## Start Dataset records

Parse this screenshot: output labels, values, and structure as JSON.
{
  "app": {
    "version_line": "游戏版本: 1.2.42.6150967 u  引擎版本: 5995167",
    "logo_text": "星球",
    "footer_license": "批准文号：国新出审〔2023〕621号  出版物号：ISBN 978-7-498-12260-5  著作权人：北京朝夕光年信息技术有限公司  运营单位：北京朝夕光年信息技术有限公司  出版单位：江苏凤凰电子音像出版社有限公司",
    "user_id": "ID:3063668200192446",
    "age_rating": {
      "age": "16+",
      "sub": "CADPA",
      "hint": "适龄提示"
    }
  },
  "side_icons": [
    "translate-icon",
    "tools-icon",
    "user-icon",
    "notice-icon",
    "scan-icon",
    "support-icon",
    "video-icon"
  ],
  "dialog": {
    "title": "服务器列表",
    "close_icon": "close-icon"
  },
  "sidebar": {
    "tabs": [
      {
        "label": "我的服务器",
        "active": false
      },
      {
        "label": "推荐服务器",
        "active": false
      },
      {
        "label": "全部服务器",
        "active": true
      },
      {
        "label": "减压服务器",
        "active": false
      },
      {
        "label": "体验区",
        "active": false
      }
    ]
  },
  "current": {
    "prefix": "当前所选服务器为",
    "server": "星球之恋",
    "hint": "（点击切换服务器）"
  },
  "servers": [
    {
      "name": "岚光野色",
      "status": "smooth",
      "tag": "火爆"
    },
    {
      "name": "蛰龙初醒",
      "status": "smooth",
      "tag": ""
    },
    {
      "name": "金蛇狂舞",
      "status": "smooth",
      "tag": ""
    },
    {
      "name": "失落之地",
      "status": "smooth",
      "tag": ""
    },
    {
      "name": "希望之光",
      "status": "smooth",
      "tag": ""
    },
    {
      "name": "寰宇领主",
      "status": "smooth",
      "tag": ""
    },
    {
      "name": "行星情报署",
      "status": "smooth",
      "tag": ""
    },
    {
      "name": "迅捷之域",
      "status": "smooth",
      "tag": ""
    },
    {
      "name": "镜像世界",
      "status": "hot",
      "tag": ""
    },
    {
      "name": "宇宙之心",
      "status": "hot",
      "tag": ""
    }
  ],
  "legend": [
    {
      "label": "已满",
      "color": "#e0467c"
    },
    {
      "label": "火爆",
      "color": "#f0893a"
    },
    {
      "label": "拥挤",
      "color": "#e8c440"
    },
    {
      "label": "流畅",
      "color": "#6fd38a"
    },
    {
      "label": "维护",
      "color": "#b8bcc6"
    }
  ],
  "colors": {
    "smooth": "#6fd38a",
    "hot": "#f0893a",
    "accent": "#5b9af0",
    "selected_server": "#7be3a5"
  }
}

## End Dataset records

▸ **Problem to solve**
Each line of the material should be echoed exactly.

▸ **Exercise response**
Parse this screenshot: output labels, values, and structure as JSON.
{
  "app": {
    "version_line": "游戏版本: 1.2.42.6150967 u  引擎版本: 5995167",
    "logo_text": "星球",
    "footer_license": "批准文号：国新出审〔2023〕621号  出版物号：ISBN 978-7-498-12260-5  著作权人：北京朝夕光年信息技术有限公司  运营单位：北京朝夕光年信息技术有限公司  出版单位：江苏凤凰电子音像出版社有限公司",
    "user_id": "ID:3063668200192446",
    "age_rating": {
      "age": "16+",
      "sub": "CADPA",
      "hint": "适龄提示"
    }
  },
  "side_icons": [
    "translate-icon",
    "tools-icon",
    "user-icon",
    "notice-icon",
    "scan-icon",
    "support-icon",
    "video-icon"
  ],
  "dialog": {
    "title": "服务器列表",
    "close_icon": "close-icon"
  },
  "sidebar": {
    "tabs": [
      {
        "label": "我的服务器",
        "active": false
      },
      {
        "label": "推荐服务器",
        "active": false
      },
      {
        "label": "全部服务器",
        "active": true
      },
      {
        "label": "减压服务器",
        "active": false
      },
      {
        "label": "体验区",
        "active": false
      }
    ]
  },
  "current": {
    "prefix": "当前所选服务器为",
    "server": "星球之恋",
    "hint": "（点击切换服务器）"
  },
  "servers": [
    {
      "name": "岚光野色",
      "status": "smooth",
      "tag": "火爆"
    },
    {
      "name": "蛰龙初醒",
      "status": "smooth",
      "tag": ""
    },
    {
      "name": "金蛇狂舞",
      "status": "smooth",
      "tag": ""
    },
    {
      "name": "失落之地",
      "status": "smooth",
      "tag": ""
    },
    {
      "name": "希望之光",
      "status": "smooth",
      "tag": ""
    },
    {
      "name": "寰宇领主",
      "status": "smooth",
      "tag": ""
    },
    {
      "name": "行星情报署",
      "status": "smooth",
      "tag": ""
    },
    {
      "name": "迅捷之域",
      "status": "smooth",
      "tag": ""
    },
    {
      "name": "镜像世界",
      "status": "hot",
      "tag": ""
    },
    {
      "name": "宇宙之心",
      "status": "hot",
      "tag": ""
    }
  ],
  "legend": [
    {
      "label": "已满",
      "color": "#e0467c"
    },
    {
      "label": "火爆",
      "color": "#f0893a"
    },
    {
      "label": "拥挤",
      "color": "#e8c440"
    },
    {
      "label": "流畅",
      "color": "#6fd38a"
    },
    {
      "label": "维护",
      "color": "#b8bcc6"
    }
  ],
  "colors": {
    "smooth": "#6fd38a",
    "hot": "#f0893a",
    "accent": "#5b9af0",
    "selected_server": "#7be3a5"
  }
}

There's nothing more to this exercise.